--- Exercise ---
Could you retype the rows below word for word, beginning at the one that contains "Output each element" and stopping after the one that contains "checkmark-icon xyxy=(88,303,122,330)", with the pictures left out?

--- Working data ---
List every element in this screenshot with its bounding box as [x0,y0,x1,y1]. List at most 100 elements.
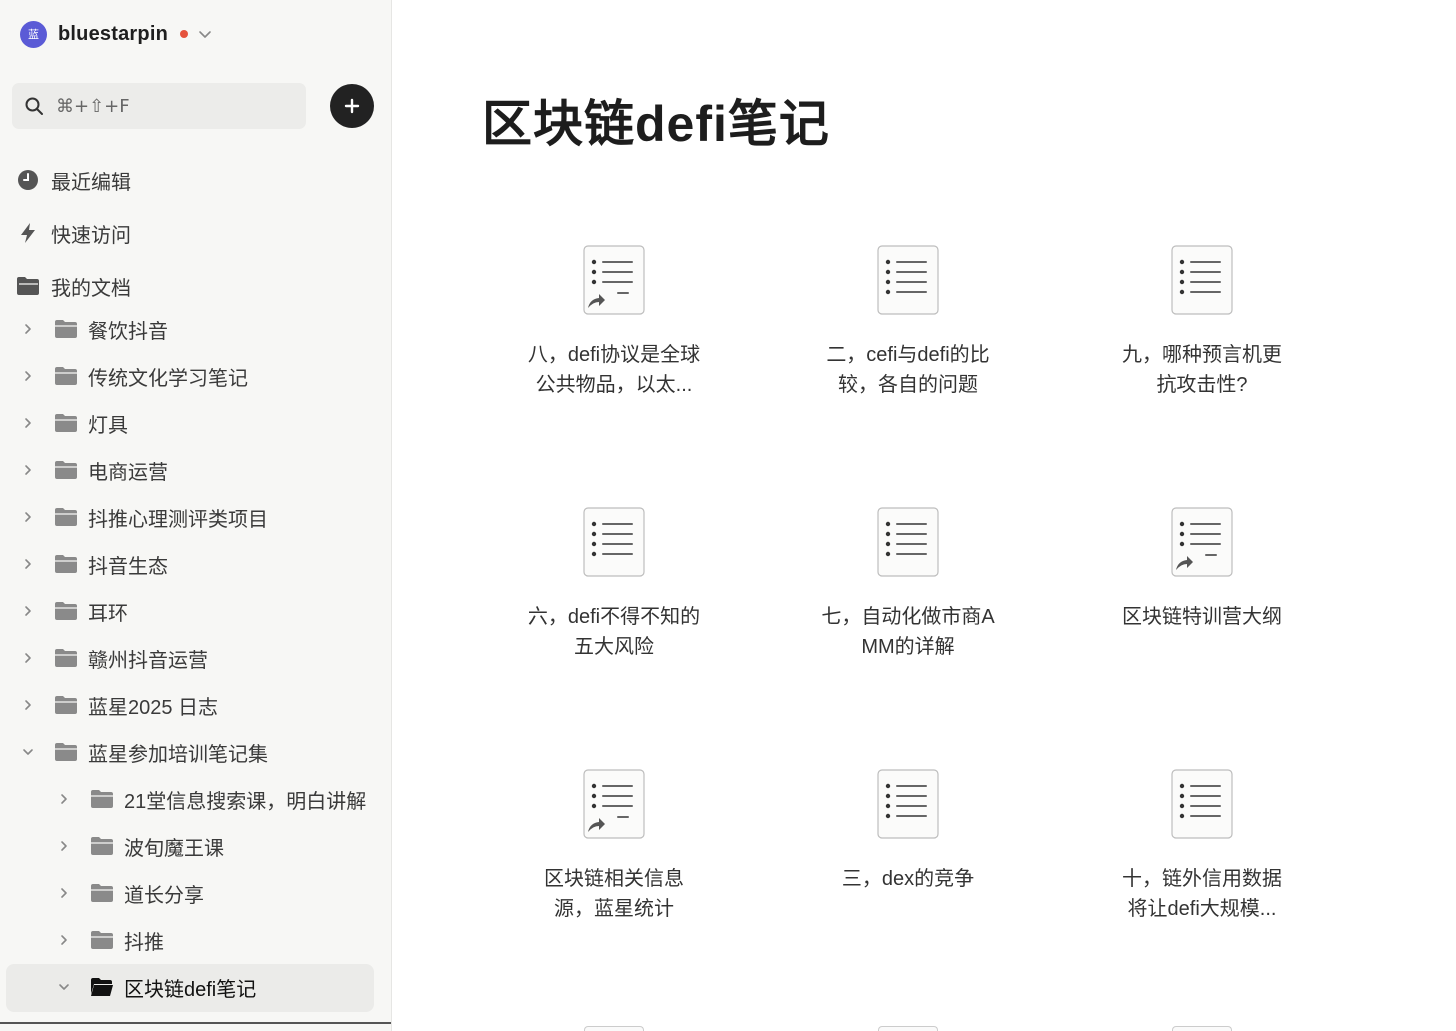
--
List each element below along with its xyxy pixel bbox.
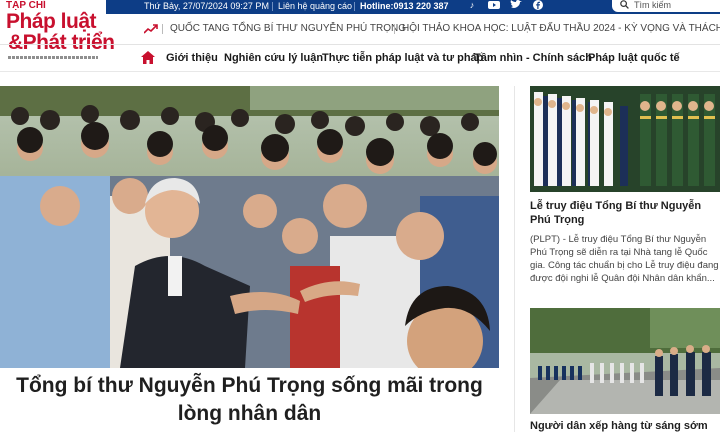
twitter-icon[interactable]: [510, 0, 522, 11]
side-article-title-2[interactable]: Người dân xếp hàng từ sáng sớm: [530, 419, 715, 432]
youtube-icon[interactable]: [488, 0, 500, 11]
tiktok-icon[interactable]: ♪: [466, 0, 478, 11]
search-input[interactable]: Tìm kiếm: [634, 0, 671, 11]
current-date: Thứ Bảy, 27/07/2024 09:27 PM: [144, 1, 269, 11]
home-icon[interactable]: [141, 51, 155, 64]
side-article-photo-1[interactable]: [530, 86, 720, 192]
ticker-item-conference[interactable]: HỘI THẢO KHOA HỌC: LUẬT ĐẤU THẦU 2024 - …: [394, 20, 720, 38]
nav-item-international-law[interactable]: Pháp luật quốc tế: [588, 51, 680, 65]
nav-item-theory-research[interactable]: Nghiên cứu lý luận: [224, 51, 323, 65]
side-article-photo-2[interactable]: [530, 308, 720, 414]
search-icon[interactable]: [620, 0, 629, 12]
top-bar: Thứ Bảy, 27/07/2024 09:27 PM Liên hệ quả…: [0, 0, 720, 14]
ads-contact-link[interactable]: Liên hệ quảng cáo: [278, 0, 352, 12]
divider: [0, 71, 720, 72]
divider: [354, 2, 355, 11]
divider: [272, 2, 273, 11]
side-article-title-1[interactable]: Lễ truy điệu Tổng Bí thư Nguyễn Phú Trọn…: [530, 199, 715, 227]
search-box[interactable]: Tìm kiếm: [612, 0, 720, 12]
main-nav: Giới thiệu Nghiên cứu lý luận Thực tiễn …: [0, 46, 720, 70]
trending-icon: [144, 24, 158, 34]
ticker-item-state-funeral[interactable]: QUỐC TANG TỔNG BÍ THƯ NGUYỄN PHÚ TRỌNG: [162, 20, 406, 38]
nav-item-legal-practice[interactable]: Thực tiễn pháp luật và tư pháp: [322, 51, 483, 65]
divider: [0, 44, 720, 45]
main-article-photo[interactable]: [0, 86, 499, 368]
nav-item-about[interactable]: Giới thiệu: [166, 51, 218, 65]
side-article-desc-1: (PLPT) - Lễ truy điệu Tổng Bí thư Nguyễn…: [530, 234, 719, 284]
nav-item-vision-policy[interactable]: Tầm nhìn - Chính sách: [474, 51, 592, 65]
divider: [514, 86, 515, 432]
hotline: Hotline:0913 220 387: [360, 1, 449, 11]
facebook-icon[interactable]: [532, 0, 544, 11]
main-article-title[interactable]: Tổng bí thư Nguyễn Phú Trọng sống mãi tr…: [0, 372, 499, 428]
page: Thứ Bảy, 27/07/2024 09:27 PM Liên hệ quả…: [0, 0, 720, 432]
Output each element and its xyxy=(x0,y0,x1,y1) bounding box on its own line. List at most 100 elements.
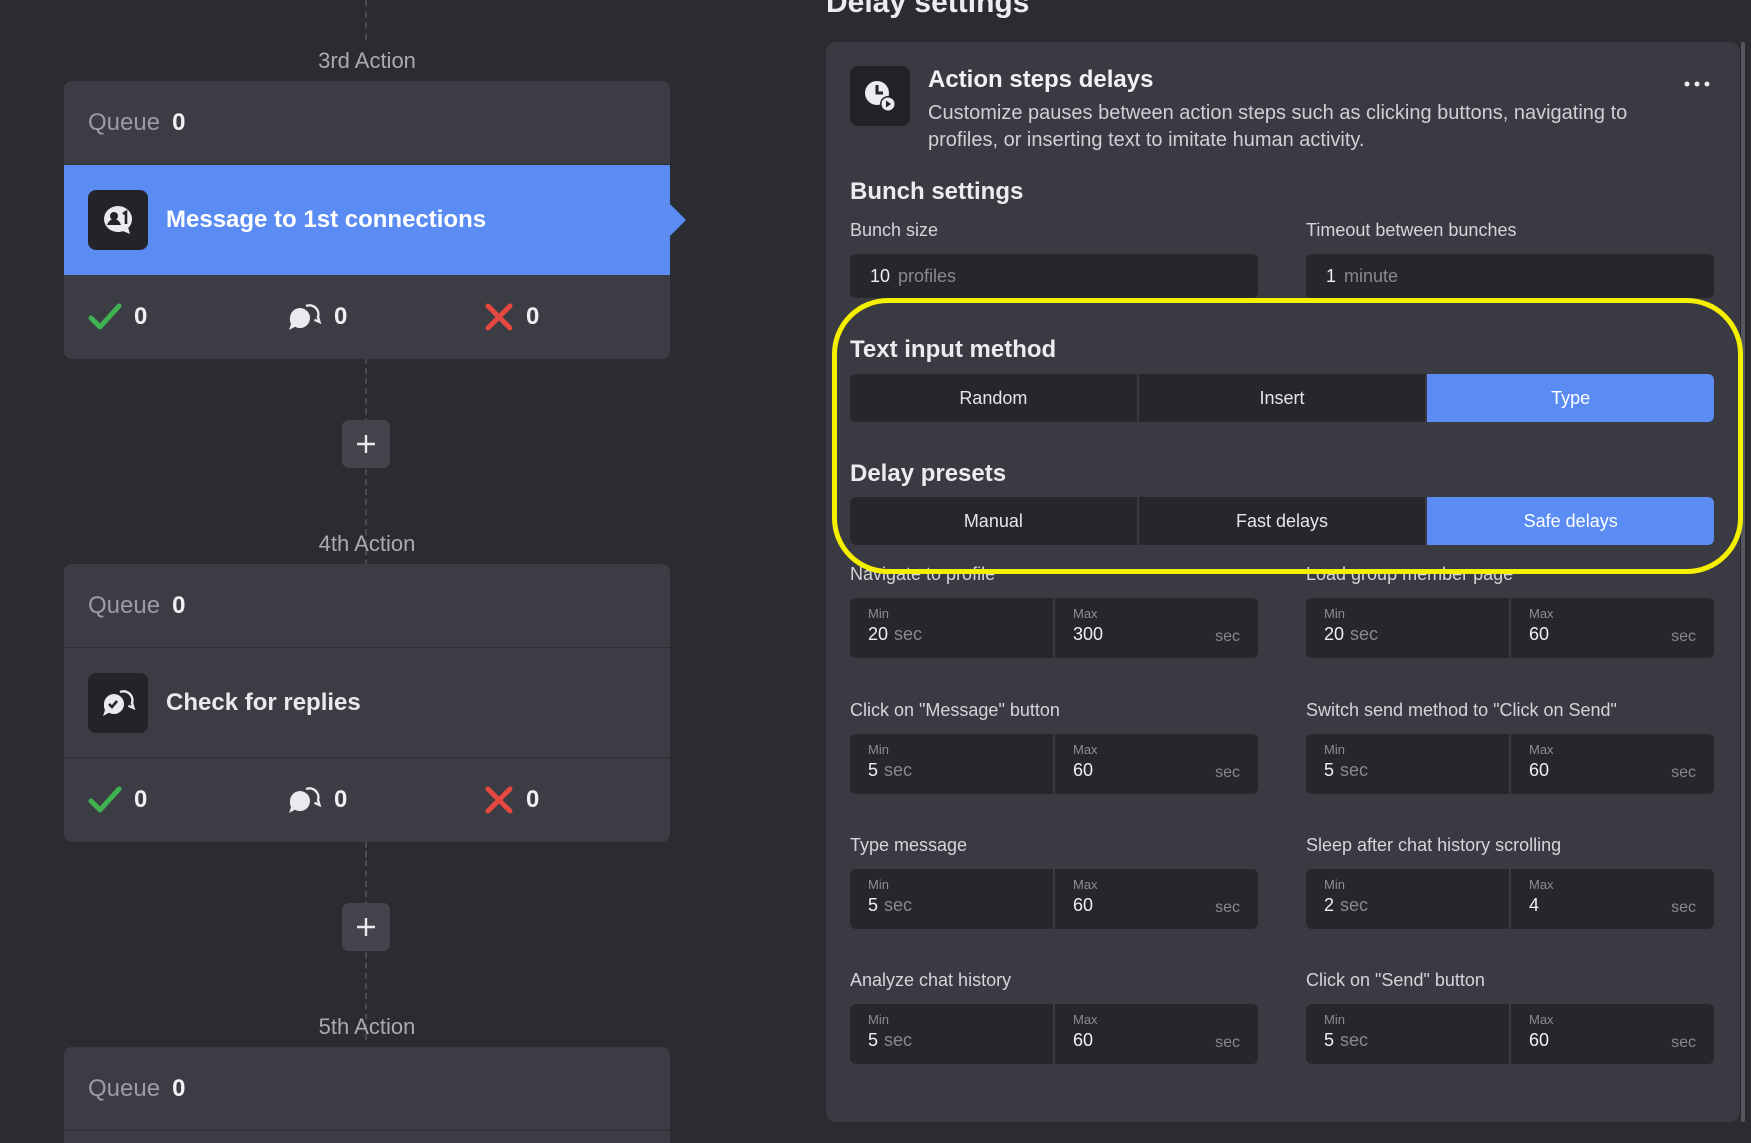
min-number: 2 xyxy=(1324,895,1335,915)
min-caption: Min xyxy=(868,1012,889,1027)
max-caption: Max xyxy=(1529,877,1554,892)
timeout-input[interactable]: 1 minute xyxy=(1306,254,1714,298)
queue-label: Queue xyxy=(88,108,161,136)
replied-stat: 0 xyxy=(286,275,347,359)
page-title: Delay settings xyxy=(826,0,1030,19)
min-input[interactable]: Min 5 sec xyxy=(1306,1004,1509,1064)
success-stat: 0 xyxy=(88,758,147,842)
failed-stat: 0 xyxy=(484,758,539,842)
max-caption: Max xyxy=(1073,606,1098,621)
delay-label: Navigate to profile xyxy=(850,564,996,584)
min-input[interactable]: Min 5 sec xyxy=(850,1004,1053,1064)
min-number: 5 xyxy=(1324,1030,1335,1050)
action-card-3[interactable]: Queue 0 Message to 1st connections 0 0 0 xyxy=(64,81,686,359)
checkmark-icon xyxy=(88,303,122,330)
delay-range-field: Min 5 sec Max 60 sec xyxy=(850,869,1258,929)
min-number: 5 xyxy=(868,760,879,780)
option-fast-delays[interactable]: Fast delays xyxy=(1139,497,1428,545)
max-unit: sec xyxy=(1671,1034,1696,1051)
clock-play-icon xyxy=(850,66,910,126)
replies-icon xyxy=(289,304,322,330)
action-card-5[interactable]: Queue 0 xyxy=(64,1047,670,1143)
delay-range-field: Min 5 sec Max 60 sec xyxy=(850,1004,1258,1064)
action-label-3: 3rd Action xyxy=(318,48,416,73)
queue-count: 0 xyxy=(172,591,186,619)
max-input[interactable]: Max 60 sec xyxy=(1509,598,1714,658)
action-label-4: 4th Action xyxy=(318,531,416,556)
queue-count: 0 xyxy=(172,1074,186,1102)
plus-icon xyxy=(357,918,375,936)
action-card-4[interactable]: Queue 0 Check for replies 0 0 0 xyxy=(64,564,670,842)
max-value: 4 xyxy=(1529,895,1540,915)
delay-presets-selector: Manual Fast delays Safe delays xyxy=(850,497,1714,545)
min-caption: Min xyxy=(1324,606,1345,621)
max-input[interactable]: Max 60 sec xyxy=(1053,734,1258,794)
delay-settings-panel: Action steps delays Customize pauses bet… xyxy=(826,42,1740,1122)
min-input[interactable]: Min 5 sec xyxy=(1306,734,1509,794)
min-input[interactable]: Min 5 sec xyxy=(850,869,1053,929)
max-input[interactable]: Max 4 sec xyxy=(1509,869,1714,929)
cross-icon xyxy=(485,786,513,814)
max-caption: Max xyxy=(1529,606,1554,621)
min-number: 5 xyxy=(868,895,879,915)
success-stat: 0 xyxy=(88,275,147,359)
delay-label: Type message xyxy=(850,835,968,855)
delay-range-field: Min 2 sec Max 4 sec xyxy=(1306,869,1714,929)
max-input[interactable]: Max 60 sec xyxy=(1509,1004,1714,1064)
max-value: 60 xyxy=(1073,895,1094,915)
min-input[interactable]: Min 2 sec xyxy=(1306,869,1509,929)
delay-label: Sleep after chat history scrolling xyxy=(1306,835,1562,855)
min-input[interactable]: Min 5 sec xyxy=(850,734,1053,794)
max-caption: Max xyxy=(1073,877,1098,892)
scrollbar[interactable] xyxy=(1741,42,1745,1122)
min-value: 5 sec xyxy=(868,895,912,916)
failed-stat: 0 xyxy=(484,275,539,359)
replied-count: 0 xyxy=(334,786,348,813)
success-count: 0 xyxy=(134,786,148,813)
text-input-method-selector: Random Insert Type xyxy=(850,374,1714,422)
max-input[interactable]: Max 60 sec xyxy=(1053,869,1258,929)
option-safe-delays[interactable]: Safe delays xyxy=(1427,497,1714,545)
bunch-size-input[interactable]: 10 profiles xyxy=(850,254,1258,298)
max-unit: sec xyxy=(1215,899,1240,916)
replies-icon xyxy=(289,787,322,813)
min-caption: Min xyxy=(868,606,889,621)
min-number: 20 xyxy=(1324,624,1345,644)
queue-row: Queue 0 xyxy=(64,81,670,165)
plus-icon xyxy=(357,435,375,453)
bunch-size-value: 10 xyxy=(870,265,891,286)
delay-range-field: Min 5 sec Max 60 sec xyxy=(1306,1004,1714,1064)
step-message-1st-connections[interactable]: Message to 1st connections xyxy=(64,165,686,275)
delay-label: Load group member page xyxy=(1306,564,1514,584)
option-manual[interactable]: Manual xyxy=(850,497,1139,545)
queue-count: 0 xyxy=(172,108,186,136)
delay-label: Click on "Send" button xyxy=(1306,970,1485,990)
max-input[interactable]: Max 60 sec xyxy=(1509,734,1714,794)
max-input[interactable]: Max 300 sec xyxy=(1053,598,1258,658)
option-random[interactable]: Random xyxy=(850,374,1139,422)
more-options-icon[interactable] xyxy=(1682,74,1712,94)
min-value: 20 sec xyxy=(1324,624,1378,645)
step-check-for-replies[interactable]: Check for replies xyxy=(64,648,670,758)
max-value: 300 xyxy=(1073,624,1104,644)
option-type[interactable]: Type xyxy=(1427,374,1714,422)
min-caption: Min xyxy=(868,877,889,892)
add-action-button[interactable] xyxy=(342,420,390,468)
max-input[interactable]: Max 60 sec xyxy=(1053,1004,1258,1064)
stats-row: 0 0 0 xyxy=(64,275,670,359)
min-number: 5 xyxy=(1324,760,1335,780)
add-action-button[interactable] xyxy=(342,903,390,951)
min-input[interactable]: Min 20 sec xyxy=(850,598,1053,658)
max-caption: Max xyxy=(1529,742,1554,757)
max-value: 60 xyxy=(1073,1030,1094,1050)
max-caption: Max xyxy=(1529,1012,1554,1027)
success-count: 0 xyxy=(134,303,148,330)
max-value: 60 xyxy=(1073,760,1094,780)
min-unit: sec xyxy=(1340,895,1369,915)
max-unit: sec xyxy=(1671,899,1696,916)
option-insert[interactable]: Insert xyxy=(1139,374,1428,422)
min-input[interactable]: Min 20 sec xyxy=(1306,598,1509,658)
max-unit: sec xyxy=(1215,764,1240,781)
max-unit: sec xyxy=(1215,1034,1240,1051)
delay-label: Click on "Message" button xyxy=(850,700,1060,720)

--- Output below ---
Output each element and its xyxy=(x0,y0,x1,y1) bounding box on its own line. List at most 100 elements.
min-number: 2 xyxy=(1324,895,1335,915)
min-caption: Min xyxy=(868,1012,889,1027)
max-caption: Max xyxy=(1529,877,1554,892)
timeout-input[interactable]: 1 minute xyxy=(1306,254,1714,298)
queue-label: Queue xyxy=(88,108,161,136)
replied-stat: 0 xyxy=(286,275,347,359)
page-title: Delay settings xyxy=(826,0,1030,19)
min-input[interactable]: Min 5 sec xyxy=(1306,1004,1509,1064)
success-stat: 0 xyxy=(88,758,147,842)
failed-stat: 0 xyxy=(484,758,539,842)
max-caption: Max xyxy=(1073,606,1098,621)
delay-label: Navigate to profile xyxy=(850,564,996,584)
min-input[interactable]: Min 5 sec xyxy=(850,1004,1053,1064)
min-number: 5 xyxy=(1324,1030,1335,1050)
action-card-3[interactable]: Queue 0 Message to 1st connections 0 0 0 xyxy=(64,81,686,359)
checkmark-icon xyxy=(88,303,122,330)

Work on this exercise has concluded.